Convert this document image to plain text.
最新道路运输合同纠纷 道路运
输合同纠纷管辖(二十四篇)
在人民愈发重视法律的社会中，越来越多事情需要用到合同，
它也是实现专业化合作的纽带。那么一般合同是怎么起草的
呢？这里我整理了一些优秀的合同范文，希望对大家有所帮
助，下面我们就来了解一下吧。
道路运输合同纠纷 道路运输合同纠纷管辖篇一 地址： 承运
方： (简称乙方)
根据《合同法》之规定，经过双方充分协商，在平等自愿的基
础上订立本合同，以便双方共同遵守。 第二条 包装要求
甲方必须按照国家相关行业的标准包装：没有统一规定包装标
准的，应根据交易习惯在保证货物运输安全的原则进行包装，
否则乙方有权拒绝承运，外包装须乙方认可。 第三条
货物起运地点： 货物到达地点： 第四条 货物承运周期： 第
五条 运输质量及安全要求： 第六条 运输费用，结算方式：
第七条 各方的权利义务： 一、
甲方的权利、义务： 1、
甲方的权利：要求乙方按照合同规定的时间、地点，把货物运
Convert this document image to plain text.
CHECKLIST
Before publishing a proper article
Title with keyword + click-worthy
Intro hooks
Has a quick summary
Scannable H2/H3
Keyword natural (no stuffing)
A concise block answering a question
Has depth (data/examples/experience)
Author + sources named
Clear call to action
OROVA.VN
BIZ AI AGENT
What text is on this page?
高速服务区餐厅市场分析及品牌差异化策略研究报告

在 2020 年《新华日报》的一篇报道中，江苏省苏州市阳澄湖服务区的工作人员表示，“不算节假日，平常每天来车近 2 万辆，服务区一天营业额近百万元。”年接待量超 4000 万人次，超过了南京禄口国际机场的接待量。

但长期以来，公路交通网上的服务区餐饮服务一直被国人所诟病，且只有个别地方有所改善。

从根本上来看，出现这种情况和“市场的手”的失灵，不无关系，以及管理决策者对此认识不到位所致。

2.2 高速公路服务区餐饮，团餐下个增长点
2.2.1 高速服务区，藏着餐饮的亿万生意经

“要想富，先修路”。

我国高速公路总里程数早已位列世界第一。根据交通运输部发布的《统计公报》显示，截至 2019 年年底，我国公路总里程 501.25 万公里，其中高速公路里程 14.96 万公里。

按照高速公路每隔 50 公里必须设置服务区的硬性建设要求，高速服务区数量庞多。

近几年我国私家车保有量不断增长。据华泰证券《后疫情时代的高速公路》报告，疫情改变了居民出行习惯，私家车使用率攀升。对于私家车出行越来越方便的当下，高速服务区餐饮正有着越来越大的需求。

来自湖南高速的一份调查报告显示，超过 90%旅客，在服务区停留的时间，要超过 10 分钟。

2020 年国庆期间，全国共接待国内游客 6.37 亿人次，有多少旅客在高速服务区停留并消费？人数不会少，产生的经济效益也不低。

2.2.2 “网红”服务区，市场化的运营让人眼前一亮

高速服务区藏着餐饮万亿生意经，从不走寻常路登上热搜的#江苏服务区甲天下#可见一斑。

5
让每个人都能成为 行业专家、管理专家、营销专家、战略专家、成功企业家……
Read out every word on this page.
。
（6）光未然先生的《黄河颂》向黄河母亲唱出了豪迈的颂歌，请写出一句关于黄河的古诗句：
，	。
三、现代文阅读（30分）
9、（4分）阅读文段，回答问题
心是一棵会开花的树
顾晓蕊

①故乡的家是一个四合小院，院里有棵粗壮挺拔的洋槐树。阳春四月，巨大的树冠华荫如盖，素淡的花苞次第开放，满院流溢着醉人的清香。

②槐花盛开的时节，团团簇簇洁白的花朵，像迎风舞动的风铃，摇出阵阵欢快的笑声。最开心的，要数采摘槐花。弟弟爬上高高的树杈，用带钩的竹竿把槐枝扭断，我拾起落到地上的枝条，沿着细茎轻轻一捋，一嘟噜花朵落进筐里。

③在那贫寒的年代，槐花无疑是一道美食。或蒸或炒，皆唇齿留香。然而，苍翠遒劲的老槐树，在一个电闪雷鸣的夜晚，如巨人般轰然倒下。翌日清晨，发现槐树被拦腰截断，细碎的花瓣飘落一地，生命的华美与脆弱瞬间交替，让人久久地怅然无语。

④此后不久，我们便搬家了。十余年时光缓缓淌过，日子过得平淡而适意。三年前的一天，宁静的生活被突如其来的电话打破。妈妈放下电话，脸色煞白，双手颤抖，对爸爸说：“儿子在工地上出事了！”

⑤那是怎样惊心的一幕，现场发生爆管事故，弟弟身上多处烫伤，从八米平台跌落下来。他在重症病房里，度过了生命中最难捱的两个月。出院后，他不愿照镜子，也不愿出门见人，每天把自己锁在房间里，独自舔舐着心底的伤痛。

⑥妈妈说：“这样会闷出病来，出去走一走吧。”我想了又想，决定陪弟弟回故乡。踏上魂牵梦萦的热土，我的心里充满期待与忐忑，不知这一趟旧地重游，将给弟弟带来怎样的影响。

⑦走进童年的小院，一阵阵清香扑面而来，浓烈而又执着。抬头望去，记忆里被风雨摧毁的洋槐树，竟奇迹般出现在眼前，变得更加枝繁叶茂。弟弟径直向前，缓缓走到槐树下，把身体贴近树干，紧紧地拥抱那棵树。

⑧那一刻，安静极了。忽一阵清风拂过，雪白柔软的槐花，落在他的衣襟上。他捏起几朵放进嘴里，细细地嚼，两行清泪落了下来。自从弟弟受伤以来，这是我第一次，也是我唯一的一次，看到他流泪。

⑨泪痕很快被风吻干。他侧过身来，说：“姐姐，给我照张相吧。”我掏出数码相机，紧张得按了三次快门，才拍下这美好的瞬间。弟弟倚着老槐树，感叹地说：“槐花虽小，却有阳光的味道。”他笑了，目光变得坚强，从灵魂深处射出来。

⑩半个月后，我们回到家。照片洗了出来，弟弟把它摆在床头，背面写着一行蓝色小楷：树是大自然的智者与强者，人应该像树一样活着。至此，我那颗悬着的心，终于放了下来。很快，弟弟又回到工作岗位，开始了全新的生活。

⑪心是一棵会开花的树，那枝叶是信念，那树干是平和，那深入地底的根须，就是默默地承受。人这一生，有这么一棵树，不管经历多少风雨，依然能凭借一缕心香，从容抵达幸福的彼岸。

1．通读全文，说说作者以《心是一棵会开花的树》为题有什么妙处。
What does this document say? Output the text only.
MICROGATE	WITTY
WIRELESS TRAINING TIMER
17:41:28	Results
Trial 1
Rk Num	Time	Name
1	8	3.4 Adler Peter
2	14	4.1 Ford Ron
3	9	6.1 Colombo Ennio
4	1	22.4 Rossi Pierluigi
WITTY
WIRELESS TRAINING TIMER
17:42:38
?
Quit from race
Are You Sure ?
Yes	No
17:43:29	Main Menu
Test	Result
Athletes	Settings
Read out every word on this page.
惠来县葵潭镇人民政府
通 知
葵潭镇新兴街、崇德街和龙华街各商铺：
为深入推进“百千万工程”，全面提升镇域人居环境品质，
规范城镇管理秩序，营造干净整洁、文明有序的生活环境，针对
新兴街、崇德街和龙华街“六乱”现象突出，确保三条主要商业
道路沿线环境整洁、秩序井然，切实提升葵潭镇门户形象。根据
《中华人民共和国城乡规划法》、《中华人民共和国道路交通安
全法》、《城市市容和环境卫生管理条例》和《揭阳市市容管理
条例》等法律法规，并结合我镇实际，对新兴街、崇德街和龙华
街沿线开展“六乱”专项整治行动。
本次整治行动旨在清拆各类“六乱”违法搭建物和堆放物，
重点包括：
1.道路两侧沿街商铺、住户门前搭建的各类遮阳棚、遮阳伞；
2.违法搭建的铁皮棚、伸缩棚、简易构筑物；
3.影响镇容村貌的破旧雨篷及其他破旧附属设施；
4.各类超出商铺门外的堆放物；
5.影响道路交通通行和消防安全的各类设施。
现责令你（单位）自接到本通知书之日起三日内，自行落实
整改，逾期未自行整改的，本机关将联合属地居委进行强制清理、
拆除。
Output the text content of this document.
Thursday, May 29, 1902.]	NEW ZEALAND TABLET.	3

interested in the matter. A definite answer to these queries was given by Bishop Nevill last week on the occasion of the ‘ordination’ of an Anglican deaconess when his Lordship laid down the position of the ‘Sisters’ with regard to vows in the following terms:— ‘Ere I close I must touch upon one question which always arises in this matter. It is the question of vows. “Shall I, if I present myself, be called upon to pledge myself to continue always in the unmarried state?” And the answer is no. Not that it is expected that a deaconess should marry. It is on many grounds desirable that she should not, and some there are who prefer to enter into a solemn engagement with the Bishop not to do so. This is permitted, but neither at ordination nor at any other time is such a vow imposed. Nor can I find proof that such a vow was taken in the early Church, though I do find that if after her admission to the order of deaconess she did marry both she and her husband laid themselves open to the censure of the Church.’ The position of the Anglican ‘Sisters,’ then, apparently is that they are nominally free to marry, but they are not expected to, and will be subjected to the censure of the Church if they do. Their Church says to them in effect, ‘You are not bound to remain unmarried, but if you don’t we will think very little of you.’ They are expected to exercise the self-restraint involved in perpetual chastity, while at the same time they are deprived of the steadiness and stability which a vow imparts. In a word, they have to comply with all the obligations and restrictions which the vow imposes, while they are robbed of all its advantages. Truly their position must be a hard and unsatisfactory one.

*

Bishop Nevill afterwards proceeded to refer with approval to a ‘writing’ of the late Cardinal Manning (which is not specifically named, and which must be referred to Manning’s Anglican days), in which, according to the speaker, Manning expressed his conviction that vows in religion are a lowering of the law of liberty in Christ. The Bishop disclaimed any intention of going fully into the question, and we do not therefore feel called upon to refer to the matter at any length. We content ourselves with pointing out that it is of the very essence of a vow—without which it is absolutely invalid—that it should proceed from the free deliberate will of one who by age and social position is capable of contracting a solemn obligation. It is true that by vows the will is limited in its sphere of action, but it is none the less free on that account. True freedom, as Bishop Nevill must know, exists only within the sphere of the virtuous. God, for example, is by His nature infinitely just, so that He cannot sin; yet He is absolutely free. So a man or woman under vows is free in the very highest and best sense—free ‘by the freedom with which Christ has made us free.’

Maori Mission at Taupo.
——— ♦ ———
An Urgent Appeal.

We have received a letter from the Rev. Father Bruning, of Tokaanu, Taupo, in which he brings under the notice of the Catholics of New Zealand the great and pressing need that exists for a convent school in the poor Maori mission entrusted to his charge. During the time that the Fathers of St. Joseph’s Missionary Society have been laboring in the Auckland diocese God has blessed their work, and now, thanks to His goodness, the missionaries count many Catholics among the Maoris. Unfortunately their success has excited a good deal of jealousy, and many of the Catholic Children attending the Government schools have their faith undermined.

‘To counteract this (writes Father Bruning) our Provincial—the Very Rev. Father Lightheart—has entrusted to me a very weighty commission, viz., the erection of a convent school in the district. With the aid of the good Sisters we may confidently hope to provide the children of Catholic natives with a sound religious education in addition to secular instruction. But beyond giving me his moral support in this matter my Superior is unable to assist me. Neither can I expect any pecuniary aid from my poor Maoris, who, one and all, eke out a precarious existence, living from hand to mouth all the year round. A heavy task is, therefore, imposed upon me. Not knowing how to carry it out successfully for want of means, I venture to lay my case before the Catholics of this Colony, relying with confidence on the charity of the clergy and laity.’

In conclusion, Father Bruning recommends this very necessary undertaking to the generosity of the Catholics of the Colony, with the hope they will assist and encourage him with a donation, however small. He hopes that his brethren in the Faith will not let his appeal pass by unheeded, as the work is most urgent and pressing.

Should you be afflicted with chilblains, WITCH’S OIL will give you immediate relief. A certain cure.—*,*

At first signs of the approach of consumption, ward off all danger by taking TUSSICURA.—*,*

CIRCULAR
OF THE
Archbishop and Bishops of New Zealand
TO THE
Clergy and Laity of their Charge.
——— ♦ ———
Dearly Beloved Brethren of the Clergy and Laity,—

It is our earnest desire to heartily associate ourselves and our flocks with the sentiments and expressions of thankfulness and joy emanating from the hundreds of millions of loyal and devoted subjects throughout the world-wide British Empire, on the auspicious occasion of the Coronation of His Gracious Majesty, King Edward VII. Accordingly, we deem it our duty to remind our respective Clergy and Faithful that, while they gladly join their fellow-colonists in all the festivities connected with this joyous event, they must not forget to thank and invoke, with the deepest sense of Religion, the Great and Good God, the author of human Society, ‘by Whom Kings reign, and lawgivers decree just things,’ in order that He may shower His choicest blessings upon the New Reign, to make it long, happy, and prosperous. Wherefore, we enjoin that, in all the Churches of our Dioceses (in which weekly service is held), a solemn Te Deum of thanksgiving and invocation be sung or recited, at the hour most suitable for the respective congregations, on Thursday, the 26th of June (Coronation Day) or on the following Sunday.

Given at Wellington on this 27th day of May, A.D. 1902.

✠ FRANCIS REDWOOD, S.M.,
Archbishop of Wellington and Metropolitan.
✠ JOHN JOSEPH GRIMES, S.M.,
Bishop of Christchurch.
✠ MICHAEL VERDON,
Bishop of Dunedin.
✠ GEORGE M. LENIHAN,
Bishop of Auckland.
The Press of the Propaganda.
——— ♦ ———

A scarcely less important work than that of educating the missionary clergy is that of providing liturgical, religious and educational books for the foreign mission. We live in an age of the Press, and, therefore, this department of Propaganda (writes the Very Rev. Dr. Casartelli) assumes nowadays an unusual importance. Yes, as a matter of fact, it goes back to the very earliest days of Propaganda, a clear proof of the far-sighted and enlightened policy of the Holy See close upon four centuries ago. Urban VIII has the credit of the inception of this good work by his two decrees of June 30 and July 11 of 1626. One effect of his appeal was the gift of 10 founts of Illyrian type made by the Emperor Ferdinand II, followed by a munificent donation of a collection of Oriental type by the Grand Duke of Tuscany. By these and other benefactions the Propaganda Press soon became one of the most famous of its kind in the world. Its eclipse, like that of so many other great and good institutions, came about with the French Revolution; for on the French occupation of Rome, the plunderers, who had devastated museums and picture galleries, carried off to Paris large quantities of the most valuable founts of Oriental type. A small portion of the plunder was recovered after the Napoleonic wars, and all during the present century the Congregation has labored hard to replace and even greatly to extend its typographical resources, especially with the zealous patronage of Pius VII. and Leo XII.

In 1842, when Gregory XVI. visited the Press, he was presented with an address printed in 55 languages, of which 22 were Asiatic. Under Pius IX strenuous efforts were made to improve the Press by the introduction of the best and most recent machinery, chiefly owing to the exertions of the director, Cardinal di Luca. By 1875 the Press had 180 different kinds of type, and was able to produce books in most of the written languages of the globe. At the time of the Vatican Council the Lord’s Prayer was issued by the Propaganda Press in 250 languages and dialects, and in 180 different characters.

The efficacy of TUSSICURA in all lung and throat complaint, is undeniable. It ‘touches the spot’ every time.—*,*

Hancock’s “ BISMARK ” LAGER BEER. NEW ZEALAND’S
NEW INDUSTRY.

# [Task prompt]
Locate the word "content" in the entries, and copy every line where it is found.

# [Exercise answer]
Output the text content of this document.
Bishop Nevill afterwards proceeded to refer with approval to a ‘writing’ of the late Cardinal Manning (which is not specifically named, and which must be referred to Manning’s Anglican days), in which, according to the speaker, Manning expressed his conviction that vows in religion are a lowering of the law of liberty in Christ. The Bishop disclaimed any intention of going fully into the question, and we do not therefore feel called upon to refer to the matter at any length. We content ourselves with pointing out that it is of the very essence of a vow—without which it is absolutely invalid—that it should proceed from the free deliberate will of one who by age and social position is capable of contracting a solemn obligation. It is true that by vows the will is limited in its sphere of action, but it is none the less free on that account. True freedom, as Bishop Nevill must know, exists only within the sphere of the virtuous. God, for example, is by His nature infinitely just, so that He cannot sin; yet He is absolutely free. So a man or woman under vows is free in the very highest and best sense—free ‘by the freedom with which Christ has made us free.’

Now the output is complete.